▶ [Prompt]
Quote every line below exactly as it reads.

▶ [Input for this task]
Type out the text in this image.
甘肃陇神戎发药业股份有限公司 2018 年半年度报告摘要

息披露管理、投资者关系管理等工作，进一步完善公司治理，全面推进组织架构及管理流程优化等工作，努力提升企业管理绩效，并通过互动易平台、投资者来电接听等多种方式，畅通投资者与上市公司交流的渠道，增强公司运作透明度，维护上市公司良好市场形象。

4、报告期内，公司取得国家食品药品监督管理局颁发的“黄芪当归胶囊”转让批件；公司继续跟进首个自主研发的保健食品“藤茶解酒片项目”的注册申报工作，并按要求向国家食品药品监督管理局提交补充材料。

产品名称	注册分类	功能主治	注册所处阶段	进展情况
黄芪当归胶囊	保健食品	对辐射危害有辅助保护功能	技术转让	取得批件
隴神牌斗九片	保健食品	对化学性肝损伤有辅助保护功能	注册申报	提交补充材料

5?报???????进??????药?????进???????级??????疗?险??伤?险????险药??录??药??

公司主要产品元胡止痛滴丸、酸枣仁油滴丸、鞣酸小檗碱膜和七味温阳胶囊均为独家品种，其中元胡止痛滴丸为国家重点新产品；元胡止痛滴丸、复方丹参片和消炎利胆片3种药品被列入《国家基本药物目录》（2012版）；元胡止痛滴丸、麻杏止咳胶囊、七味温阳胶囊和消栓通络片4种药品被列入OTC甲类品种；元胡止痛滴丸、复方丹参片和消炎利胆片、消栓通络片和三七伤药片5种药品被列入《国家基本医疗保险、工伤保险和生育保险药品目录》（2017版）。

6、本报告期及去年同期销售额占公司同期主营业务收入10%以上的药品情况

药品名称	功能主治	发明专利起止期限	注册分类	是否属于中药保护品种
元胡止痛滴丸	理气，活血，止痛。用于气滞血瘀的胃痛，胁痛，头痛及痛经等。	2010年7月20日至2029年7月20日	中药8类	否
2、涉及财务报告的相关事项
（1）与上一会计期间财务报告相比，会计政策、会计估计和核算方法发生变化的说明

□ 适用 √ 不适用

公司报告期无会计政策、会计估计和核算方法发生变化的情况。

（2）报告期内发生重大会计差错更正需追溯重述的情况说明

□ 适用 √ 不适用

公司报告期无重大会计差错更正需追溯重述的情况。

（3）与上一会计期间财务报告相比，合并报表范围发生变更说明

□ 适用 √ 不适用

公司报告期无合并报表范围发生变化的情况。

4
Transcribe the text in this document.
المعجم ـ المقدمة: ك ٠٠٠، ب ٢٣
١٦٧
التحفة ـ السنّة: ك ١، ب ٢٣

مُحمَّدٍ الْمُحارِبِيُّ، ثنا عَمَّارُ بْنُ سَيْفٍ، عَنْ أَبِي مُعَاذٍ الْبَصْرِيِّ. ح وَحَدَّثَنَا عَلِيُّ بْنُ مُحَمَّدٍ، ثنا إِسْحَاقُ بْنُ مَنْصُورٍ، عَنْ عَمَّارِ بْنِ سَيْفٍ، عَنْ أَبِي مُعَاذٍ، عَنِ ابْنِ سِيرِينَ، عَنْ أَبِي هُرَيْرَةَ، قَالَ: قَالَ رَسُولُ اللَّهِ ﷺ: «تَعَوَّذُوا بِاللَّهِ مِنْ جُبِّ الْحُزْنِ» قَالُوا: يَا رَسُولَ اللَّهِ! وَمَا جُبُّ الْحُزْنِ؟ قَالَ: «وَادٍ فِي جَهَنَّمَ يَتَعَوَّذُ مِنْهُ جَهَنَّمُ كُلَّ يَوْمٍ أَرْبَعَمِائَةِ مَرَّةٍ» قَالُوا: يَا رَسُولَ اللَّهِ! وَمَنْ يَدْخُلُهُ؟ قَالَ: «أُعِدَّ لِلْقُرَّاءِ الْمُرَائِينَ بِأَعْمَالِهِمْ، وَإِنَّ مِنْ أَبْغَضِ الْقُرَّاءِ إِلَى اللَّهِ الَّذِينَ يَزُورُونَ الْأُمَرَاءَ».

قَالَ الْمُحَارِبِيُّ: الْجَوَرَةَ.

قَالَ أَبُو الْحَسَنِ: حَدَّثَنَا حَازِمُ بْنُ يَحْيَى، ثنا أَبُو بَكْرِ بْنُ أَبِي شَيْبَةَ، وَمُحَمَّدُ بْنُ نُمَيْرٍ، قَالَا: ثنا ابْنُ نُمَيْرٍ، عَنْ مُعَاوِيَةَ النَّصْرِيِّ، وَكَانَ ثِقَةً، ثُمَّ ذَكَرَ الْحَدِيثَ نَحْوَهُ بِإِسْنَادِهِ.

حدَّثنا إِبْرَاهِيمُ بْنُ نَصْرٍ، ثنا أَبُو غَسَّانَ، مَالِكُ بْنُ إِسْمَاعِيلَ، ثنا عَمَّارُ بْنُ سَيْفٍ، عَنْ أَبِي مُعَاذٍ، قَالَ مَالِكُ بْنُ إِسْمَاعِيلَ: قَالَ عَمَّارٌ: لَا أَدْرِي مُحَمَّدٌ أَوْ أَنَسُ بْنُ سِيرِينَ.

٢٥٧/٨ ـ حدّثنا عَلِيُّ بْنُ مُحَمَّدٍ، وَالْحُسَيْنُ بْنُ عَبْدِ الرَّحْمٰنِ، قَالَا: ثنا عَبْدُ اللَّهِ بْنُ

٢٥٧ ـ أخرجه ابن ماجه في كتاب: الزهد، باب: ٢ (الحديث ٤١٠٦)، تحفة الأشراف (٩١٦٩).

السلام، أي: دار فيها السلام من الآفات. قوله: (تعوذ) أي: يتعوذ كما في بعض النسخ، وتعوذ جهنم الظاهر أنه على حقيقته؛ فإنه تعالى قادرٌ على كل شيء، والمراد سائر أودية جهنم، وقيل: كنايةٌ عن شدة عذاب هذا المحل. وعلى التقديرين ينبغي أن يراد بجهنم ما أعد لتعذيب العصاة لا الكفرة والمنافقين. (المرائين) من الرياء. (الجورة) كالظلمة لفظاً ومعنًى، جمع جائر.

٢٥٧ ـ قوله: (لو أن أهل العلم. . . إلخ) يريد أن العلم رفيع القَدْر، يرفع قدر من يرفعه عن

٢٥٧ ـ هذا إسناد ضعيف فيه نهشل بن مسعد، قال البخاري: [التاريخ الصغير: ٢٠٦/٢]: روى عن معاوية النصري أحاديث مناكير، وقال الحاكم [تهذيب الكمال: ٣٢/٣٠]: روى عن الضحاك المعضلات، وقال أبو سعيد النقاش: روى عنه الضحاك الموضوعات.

▶ [Exercise solution]
Type out the text in this image.
甘肃陇神戎发药业股份有限公司 2018 年半年度报告摘要

息披露管理、投资者关系管理等工作，进一步完善公司治理，全面推进组织架构及管理流程优化等工作，努力提升企业管理绩效，并通过互动易平台、投资者来电接听等多种方式，畅通投资者与上市公司交流的渠道，增强公司运作透明度，维护上市公司良好市场形象。

4、报告期内，公司取得国家食品药品监督管理局颁发的“黄芪当归胶囊”转让批件；公司继续跟进首个自主研发的保健食品“藤茶解酒片项目”的注册申报工作，并按要求向国家食品药品监督管理局提交补充材料。

产品名称	注册分类	功能主治	注册所处阶段	进展情况
黄芪当归胶囊	保健食品	对辐射危害有辅助保护功能	技术转让	取得批件
隴神牌斗九片	保健食品	对化学性肝损伤有辅助保护功能	注册申报	提交补充材料

5?报???????进??????药?????进???????级??????疗?险??伤?险????险药??录??药??

公司主要产品元胡止痛滴丸、酸枣仁油滴丸、鞣酸小檗碱膜和七味温阳胶囊均为独家品种，其中元胡止痛滴丸为国家重点新产品；元胡止痛滴丸、复方丹参片和消炎利胆片3种药品被列入《国家基本药物目录》（2012版）；元胡止痛滴丸、麻杏止咳胶囊、七味温阳胶囊和消栓通络片4种药品被列入OTC甲类品种；元胡止痛滴丸、复方丹参片和消炎利胆片、消栓通络片和三七伤药片5种药品被列入《国家基本医疗保险、工伤保险和生育保险药品目录》（2017版）。

6、本报告期及去年同期销售额占公司同期主营业务收入10%以上的药品情况

药品名称	功能主治	发明专利起止期限	注册分类	是否属于中药保护品种
元胡止痛滴丸	理气，活血，止痛。用于气滞血瘀的胃痛，胁痛，头痛及痛经等。	2010年7月20日至2029年7月20日	中药8类	否
2、涉及财务报告的相关事项
（1）与上一会计期间财务报告相比，会计政策、会计估计和核算方法发生变化的说明

□ 适用 √ 不适用

公司报告期无会计政策、会计估计和核算方法发生变化的情况。

（2）报告期内发生重大会计差错更正需追溯重述的情况说明

□ 适用 √ 不适用

公司报告期无重大会计差错更正需追溯重述的情况。

（3）与上一会计期间财务报告相比，合并报表范围发生变更说明

□ 适用 √ 不适用

公司报告期无合并报表范围发生变化的情况。

4
Transcribe the text in this document.
المعجم ـ المقدمة: ك ٠٠٠، ب ٢٣
١٦٧
التحفة ـ السنّة: ك ١، ب ٢٣

مُحمَّدٍ الْمُحارِبِيُّ، ثنا عَمَّارُ بْنُ سَيْفٍ، عَنْ أَبِي مُعَاذٍ الْبَصْرِيِّ. ح وَحَدَّثَنَا عَلِيُّ بْنُ مُحَمَّدٍ، ثنا إِسْحَاقُ بْنُ مَنْصُورٍ، عَنْ عَمَّارِ بْنِ سَيْفٍ، عَنْ أَبِي مُعَاذٍ، عَنِ ابْنِ سِيرِينَ، عَنْ أَبِي هُرَيْرَةَ، قَالَ: قَالَ رَسُولُ اللَّهِ ﷺ: «تَعَوَّذُوا بِاللَّهِ مِنْ جُبِّ الْحُزْنِ» قَالُوا: يَا رَسُولَ اللَّهِ! وَمَا جُبُّ الْحُزْنِ؟ قَالَ: «وَادٍ فِي جَهَنَّمَ يَتَعَوَّذُ مِنْهُ جَهَنَّمُ كُلَّ يَوْمٍ أَرْبَعَمِائَةِ مَرَّةٍ» قَالُوا: يَا رَسُولَ اللَّهِ! وَمَنْ يَدْخُلُهُ؟ قَالَ: «أُعِدَّ لِلْقُرَّاءِ الْمُرَائِينَ بِأَعْمَالِهِمْ، وَإِنَّ مِنْ أَبْغَضِ الْقُرَّاءِ إِلَى اللَّهِ الَّذِينَ يَزُورُونَ الْأُمَرَاءَ».

قَالَ الْمُحَارِبِيُّ: الْجَوَرَةَ.

قَالَ أَبُو الْحَسَنِ: حَدَّثَنَا حَازِمُ بْنُ يَحْيَى، ثنا أَبُو بَكْرِ بْنُ أَبِي شَيْبَةَ، وَمُحَمَّدُ بْنُ نُمَيْرٍ، قَالَا: ثنا ابْنُ نُمَيْرٍ، عَنْ مُعَاوِيَةَ النَّصْرِيِّ، وَكَانَ ثِقَةً، ثُمَّ ذَكَرَ الْحَدِيثَ نَحْوَهُ بِإِسْنَادِهِ.

حدَّثنا إِبْرَاهِيمُ بْنُ نَصْرٍ، ثنا أَبُو غَسَّانَ، مَالِكُ بْنُ إِسْمَاعِيلَ، ثنا عَمَّارُ بْنُ سَيْفٍ، عَنْ أَبِي مُعَاذٍ، قَالَ مَالِكُ بْنُ إِسْمَاعِيلَ: قَالَ عَمَّارٌ: لَا أَدْرِي مُحَمَّدٌ أَوْ أَنَسُ بْنُ سِيرِينَ.

٢٥٧/٨ ـ حدّثنا عَلِيُّ بْنُ مُحَمَّدٍ، وَالْحُسَيْنُ بْنُ عَبْدِ الرَّحْمٰنِ، قَالَا: ثنا عَبْدُ اللَّهِ بْنُ

٢٥٧ ـ أخرجه ابن ماجه في كتاب: الزهد، باب: ٢ (الحديث ٤١٠٦)، تحفة الأشراف (٩١٦٩).

السلام، أي: دار فيها السلام من الآفات. قوله: (تعوذ) أي: يتعوذ كما في بعض النسخ، وتعوذ جهنم الظاهر أنه على حقيقته؛ فإنه تعالى قادرٌ على كل شيء، والمراد سائر أودية جهنم، وقيل: كنايةٌ عن شدة عذاب هذا المحل. وعلى التقديرين ينبغي أن يراد بجهنم ما أعد لتعذيب العصاة لا الكفرة والمنافقين. (المرائين) من الرياء. (الجورة) كالظلمة لفظاً ومعنًى، جمع جائر.

٢٥٧ ـ قوله: (لو أن أهل العلم. . . إلخ) يريد أن العلم رفيع القَدْر، يرفع قدر من يرفعه عن

٢٥٧ ـ هذا إسناد ضعيف فيه نهشل بن مسعد، قال البخاري: [التاريخ الصغير: ٢٠٦/٢]: روى عن معاوية النصري أحاديث مناكير، وقال الحاكم [تهذيب الكمال: ٣٢/٣٠]: روى عن الضحاك المعضلات، وقال أبو سعيد النقاش: روى عنه الضحاك الموضوعات.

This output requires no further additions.